* _TASK PROMPT_
Pictures do not belong in the copy; restate the records below word for word.

* _EXTRACTED MATERIAL_
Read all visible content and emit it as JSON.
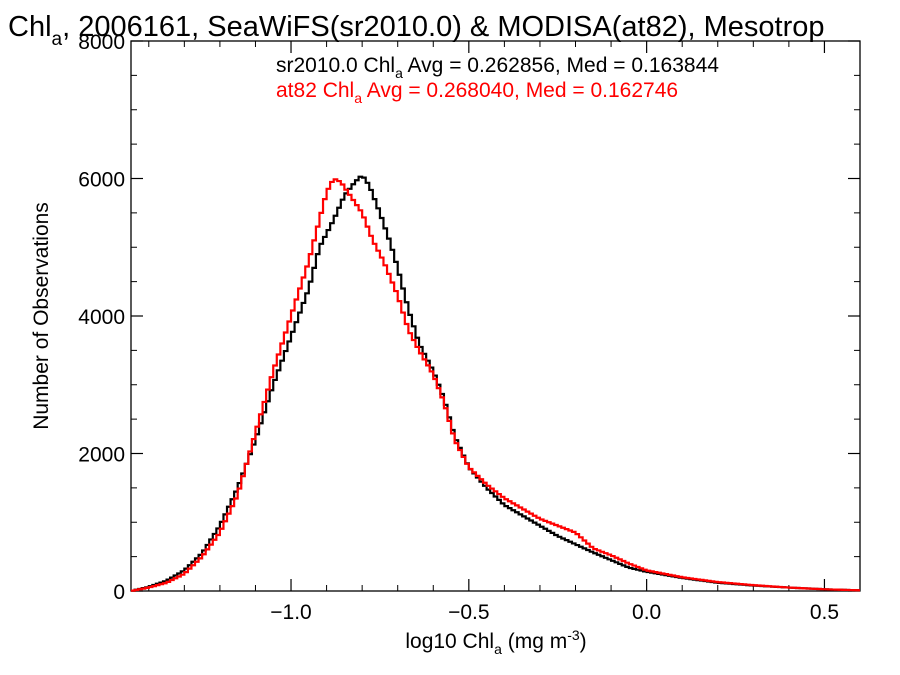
{
  "title": {
    "prefix": "Chl",
    "sub": "a",
    "rest": ", 2006161, SeaWiFS(sr2010.0) & MODISA(at82), Mesotrop"
  },
  "xlabel": {
    "prefix": "log10 Chl",
    "sub": "a",
    "mid": " (mg m",
    "sup": "-3",
    "end": ")"
  },
  "ylabel": "Number of Observations",
  "annotations": [
    {
      "prefix": "sr2010.0 Chl",
      "sub": "a",
      "rest": " Avg = 0.262856, Med = 0.163844",
      "color": "#000000"
    },
    {
      "prefix": "at82 Chl",
      "sub": "a",
      "rest": " Avg = 0.268040, Med = 0.162746",
      "color": "#ff0000"
    }
  ],
  "chart_data": {
    "type": "line",
    "step": true,
    "xlim": [
      -1.45,
      0.6
    ],
    "ylim": [
      0,
      8000
    ],
    "xticks": [
      -1.0,
      -0.5,
      0.0,
      0.5
    ],
    "xtick_labels": [
      "−1.0",
      "−0.5",
      "0.0",
      "0.5"
    ],
    "yticks": [
      0,
      2000,
      4000,
      6000,
      8000
    ],
    "ytick_labels": [
      "0",
      "2000",
      "4000",
      "6000",
      "8000"
    ],
    "series": [
      {
        "name": "sr2010.0",
        "color": "#000000",
        "points": [
          [
            -1.45,
            0
          ],
          [
            -1.4,
            60
          ],
          [
            -1.35,
            150
          ],
          [
            -1.3,
            300
          ],
          [
            -1.25,
            550
          ],
          [
            -1.2,
            950
          ],
          [
            -1.15,
            1500
          ],
          [
            -1.1,
            2200
          ],
          [
            -1.05,
            3000
          ],
          [
            -1.0,
            3700
          ],
          [
            -0.95,
            4400
          ],
          [
            -0.92,
            5000
          ],
          [
            -0.88,
            5400
          ],
          [
            -0.85,
            5750
          ],
          [
            -0.82,
            5950
          ],
          [
            -0.8,
            6050
          ],
          [
            -0.78,
            5900
          ],
          [
            -0.75,
            5500
          ],
          [
            -0.72,
            5050
          ],
          [
            -0.7,
            4700
          ],
          [
            -0.67,
            4100
          ],
          [
            -0.64,
            3600
          ],
          [
            -0.6,
            3200
          ],
          [
            -0.57,
            2800
          ],
          [
            -0.54,
            2250
          ],
          [
            -0.5,
            1800
          ],
          [
            -0.45,
            1500
          ],
          [
            -0.4,
            1250
          ],
          [
            -0.35,
            1100
          ],
          [
            -0.3,
            950
          ],
          [
            -0.25,
            800
          ],
          [
            -0.2,
            680
          ],
          [
            -0.15,
            560
          ],
          [
            -0.1,
            450
          ],
          [
            -0.05,
            340
          ],
          [
            0.0,
            280
          ],
          [
            0.1,
            190
          ],
          [
            0.2,
            120
          ],
          [
            0.3,
            80
          ],
          [
            0.4,
            50
          ],
          [
            0.5,
            25
          ],
          [
            0.6,
            10
          ]
        ]
      },
      {
        "name": "at82",
        "color": "#ff0000",
        "points": [
          [
            -1.45,
            0
          ],
          [
            -1.4,
            50
          ],
          [
            -1.35,
            120
          ],
          [
            -1.3,
            250
          ],
          [
            -1.25,
            500
          ],
          [
            -1.2,
            850
          ],
          [
            -1.15,
            1400
          ],
          [
            -1.1,
            2300
          ],
          [
            -1.05,
            3200
          ],
          [
            -1.0,
            4000
          ],
          [
            -0.95,
            4800
          ],
          [
            -0.92,
            5400
          ],
          [
            -0.9,
            5800
          ],
          [
            -0.88,
            6000
          ],
          [
            -0.86,
            5950
          ],
          [
            -0.84,
            5800
          ],
          [
            -0.8,
            5500
          ],
          [
            -0.77,
            5100
          ],
          [
            -0.74,
            4800
          ],
          [
            -0.7,
            4300
          ],
          [
            -0.67,
            3800
          ],
          [
            -0.64,
            3500
          ],
          [
            -0.6,
            3150
          ],
          [
            -0.57,
            2750
          ],
          [
            -0.54,
            2200
          ],
          [
            -0.5,
            1800
          ],
          [
            -0.45,
            1550
          ],
          [
            -0.4,
            1350
          ],
          [
            -0.35,
            1200
          ],
          [
            -0.3,
            1050
          ],
          [
            -0.25,
            950
          ],
          [
            -0.2,
            850
          ],
          [
            -0.15,
            620
          ],
          [
            -0.1,
            520
          ],
          [
            -0.05,
            400
          ],
          [
            0.0,
            300
          ],
          [
            0.1,
            200
          ],
          [
            0.2,
            130
          ],
          [
            0.3,
            85
          ],
          [
            0.4,
            50
          ],
          [
            0.5,
            25
          ],
          [
            0.6,
            10
          ]
        ]
      }
    ]
  }
}
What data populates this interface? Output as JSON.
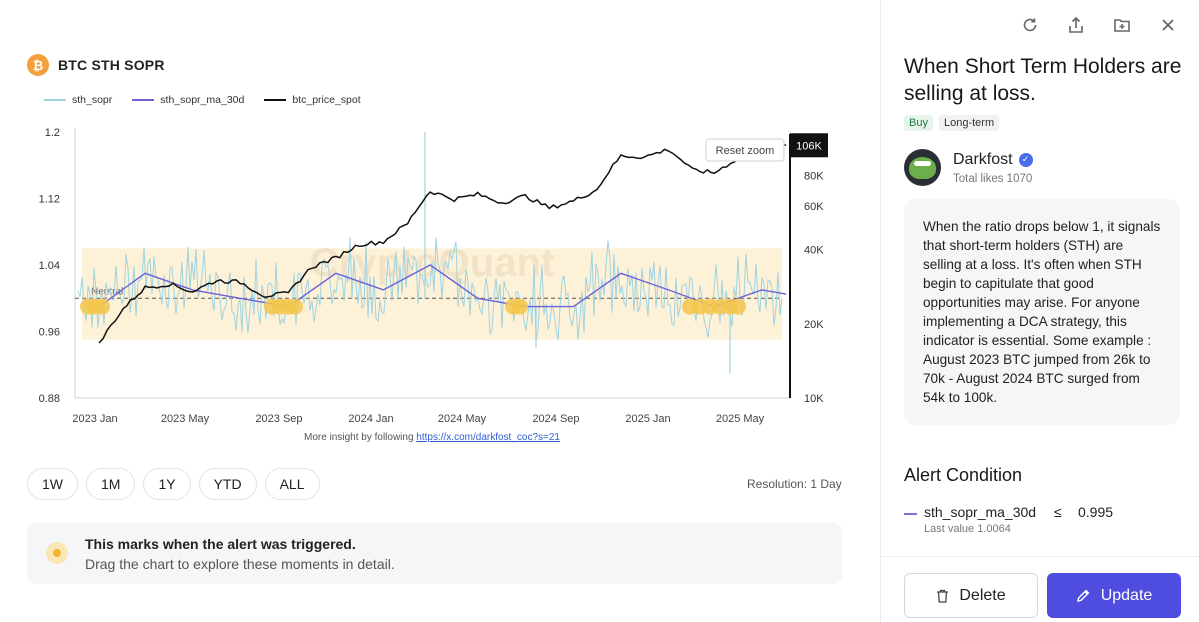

* _THE SOLUTION_
Read all visible content and emit it as JSON.
{
  "title": {
    "prefix": "Chl",
    "sub": "a",
    "rest": ", 2006161, SeaWiFS(sr2010.0) & MODISA(at82), Mesotrop"
  },
  "xlabel": {
    "prefix": "log10 Chl",
    "sub": "a",
    "mid": " (mg m",
    "sup": "-3",
    "end": ")"
  },
  "ylabel": "Number of Observations",
  "annotations": [
    {
      "prefix": "sr2010.0 Chl",
      "sub": "a",
      "rest": " Avg = 0.262856, Med = 0.163844",
      "color": "#000000"
    },
    {
      "prefix": "at82 Chl",
      "sub": "a",
      "rest": " Avg = 0.268040, Med = 0.162746",
      "color": "#ff0000"
    }
  ],
  "chart_data": {
    "type": "line",
    "step": true,
    "xlim": [
      -1.45,
      0.6
    ],
    "ylim": [
      0,
      8000
    ],
    "xticks": [
      -1.0,
      -0.5,
      0.0,
      0.5
    ],
    "xtick_labels": [
      "−1.0",
      "−0.5",
      "0.0",
      "0.5"
    ],
    "yticks": [
      0,
      2000,
      4000,
      6000,
      8000
    ],
    "ytick_labels": [
      "0",
      "2000",
      "4000",
      "6000",
      "8000"
    ],
    "series": [
      {
        "name": "sr2010.0",
        "color": "#000000",
        "points": [
          [
            -1.45,
            0
          ],
          [
            -1.4,
            60
          ],
          [
            -1.35,
            150
          ],
          [
            -1.3,
            300
          ],
          [
            -1.25,
            550
          ],
          [
            -1.2,
            950
          ],
          [
            -1.15,
            1500
          ],
          [
            -1.1,
            2200
          ],
          [
            -1.05,
            3000
          ],
          [
            -1.0,
            3700
          ],
          [
            -0.95,
            4400
          ],
          [
            -0.92,
            5000
          ],
          [
            -0.88,
            5400
          ],
          [
            -0.85,
            5750
          ],
          [
            -0.82,
            5950
          ],
          [
            -0.8,
            6050
          ],
          [
            -0.78,
            5900
          ],
          [
            -0.75,
            5500
          ],
          [
            -0.72,
            5050
          ],
          [
            -0.7,
            4700
          ],
          [
            -0.67,
            4100
          ],
          [
            -0.64,
            3600
          ],
          [
            -0.6,
            3200
          ],
          [
            -0.57,
            2800
          ],
          [
            -0.54,
            2250
          ],
          [
            -0.5,
            1800
          ],
          [
            -0.45,
            1500
          ],
          [
            -0.4,
            1250
          ],
          [
            -0.35,
            1100
          ],
          [
            -0.3,
            950
          ],
          [
            -0.25,
            800
          ],
          [
            -0.2,
            680
          ],
          [
            -0.15,
            560
          ],
          [
            -0.1,
            450
          ],
          [
            -0.05,
            340
          ],
          [
            0.0,
            280
          ],
          [
            0.1,
            190
          ],
          [
            0.2,
            120
          ],
          [
            0.3,
            80
          ],
          [
            0.4,
            50
          ],
          [
            0.5,
            25
          ],
          [
            0.6,
            10
          ]
        ]
      },
      {
        "name": "at82",
        "color": "#ff0000",
        "points": [
          [
            -1.45,
            0
          ],
          [
            -1.4,
            50
          ],
          [
            -1.35,
            120
          ],
          [
            -1.3,
            250
          ],
          [
            -1.25,
            500
          ],
          [
            -1.2,
            850
          ],
          [
            -1.15,
            1400
          ],
          [
            -1.1,
            2300
          ],
          [
            -1.05,
            3200
          ],
          [
            -1.0,
            4000
          ],
          [
            -0.95,
            4800
          ],
          [
            -0.92,
            5400
          ],
          [
            -0.9,
            5800
          ],
          [
            -0.88,
            6000
          ],
          [
            -0.86,
            5950
          ],
          [
            -0.84,
            5800
          ],
          [
            -0.8,
            5500
          ],
          [
            -0.77,
            5100
          ],
          [
            -0.74,
            4800
          ],
          [
            -0.7,
            4300
          ],
          [
            -0.67,
            3800
          ],
          [
            -0.64,
            3500
          ],
          [
            -0.6,
            3150
          ],
          [
            -0.57,
            2750
          ],
          [
            -0.54,
            2200
          ],
          [
            -0.5,
            1800
          ],
          [
            -0.45,
            1550
          ],
          [
            -0.4,
            1350
          ],
          [
            -0.35,
            1200
          ],
          [
            -0.3,
            1050
          ],
          [
            -0.25,
            950
          ],
          [
            -0.2,
            850
          ],
          [
            -0.15,
            620
          ],
          [
            -0.1,
            520
          ],
          [
            -0.05,
            400
          ],
          [
            0.0,
            300
          ],
          [
            0.1,
            200
          ],
          [
            0.2,
            130
          ],
          [
            0.3,
            85
          ],
          [
            0.4,
            50
          ],
          [
            0.5,
            25
          ],
          [
            0.6,
            10
          ]
        ]
      }
    ]
  }
}
What data populates this interface? Output as JSON.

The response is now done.